TO BE DONE = Filter the data for lines with the word "xlabel", then copy every line so identified.

=== GIVEN RECORDS ===

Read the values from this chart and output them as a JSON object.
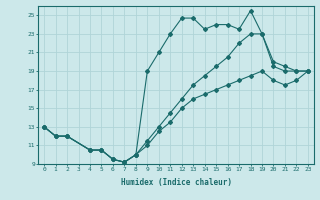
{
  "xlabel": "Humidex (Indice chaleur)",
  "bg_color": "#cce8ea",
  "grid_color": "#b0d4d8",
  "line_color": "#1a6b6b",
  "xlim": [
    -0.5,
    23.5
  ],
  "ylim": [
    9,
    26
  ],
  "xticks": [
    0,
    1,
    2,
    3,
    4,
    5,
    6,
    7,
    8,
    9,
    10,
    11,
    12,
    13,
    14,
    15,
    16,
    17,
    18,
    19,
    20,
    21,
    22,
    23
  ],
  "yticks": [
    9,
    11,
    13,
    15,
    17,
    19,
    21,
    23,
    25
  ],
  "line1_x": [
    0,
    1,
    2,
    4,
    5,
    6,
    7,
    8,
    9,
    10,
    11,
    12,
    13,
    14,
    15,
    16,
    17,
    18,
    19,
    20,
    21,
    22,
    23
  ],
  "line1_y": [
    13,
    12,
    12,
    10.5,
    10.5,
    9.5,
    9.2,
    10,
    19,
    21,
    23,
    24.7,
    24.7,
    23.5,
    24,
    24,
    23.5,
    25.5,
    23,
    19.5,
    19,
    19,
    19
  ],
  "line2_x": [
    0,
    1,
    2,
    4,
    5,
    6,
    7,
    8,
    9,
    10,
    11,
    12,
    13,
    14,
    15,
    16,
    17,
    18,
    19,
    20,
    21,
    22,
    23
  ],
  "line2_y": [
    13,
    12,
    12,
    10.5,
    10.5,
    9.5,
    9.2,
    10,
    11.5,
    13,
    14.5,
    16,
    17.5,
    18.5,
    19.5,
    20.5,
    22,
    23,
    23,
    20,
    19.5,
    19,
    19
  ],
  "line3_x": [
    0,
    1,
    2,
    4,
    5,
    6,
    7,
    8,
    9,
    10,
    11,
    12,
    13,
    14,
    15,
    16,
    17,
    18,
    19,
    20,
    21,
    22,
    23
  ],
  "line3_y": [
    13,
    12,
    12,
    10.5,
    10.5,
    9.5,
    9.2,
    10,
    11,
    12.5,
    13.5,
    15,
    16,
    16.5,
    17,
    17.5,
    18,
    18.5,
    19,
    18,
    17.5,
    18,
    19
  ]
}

===
=== GIVEN RECORDS ===

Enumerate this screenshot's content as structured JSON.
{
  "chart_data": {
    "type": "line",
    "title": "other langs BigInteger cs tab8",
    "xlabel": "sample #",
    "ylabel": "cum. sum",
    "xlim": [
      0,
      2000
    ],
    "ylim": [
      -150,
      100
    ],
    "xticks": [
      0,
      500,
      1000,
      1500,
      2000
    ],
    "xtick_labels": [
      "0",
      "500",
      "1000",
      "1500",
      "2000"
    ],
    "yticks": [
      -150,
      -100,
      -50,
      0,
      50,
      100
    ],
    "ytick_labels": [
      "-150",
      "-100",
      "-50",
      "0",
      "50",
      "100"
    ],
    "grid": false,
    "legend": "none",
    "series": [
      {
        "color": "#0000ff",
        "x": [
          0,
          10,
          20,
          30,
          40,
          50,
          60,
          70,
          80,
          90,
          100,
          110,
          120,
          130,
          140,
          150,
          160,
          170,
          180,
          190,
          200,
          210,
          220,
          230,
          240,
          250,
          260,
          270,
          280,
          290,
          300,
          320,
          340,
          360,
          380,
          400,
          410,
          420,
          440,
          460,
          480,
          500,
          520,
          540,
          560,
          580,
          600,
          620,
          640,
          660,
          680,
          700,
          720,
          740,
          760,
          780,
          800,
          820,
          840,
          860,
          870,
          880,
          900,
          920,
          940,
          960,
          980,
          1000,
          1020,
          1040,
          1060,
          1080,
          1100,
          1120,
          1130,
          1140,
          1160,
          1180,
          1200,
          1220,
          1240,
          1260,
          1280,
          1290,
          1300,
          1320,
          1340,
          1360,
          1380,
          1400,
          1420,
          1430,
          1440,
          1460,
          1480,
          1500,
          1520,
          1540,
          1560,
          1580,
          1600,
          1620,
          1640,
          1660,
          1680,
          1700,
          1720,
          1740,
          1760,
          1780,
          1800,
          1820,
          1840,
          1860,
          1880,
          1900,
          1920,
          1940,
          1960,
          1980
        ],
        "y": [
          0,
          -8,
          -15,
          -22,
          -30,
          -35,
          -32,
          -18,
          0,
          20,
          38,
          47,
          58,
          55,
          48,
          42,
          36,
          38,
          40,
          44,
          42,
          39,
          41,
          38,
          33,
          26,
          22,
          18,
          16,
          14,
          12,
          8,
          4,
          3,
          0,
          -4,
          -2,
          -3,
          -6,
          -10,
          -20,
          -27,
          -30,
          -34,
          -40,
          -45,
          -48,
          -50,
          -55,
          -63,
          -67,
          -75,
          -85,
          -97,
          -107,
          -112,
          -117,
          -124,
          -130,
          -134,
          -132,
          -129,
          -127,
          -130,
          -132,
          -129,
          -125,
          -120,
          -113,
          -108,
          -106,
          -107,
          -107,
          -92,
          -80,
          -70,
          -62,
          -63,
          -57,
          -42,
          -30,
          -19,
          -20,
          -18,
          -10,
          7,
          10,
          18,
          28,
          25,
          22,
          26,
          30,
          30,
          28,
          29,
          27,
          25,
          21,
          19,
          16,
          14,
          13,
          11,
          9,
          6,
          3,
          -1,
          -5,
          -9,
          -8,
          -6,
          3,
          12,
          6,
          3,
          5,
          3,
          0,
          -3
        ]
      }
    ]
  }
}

===

WRITTEN SOLUTION =
  "xlabel": "Humidex (Indice chaleur)",
    "xlabel": "sample #",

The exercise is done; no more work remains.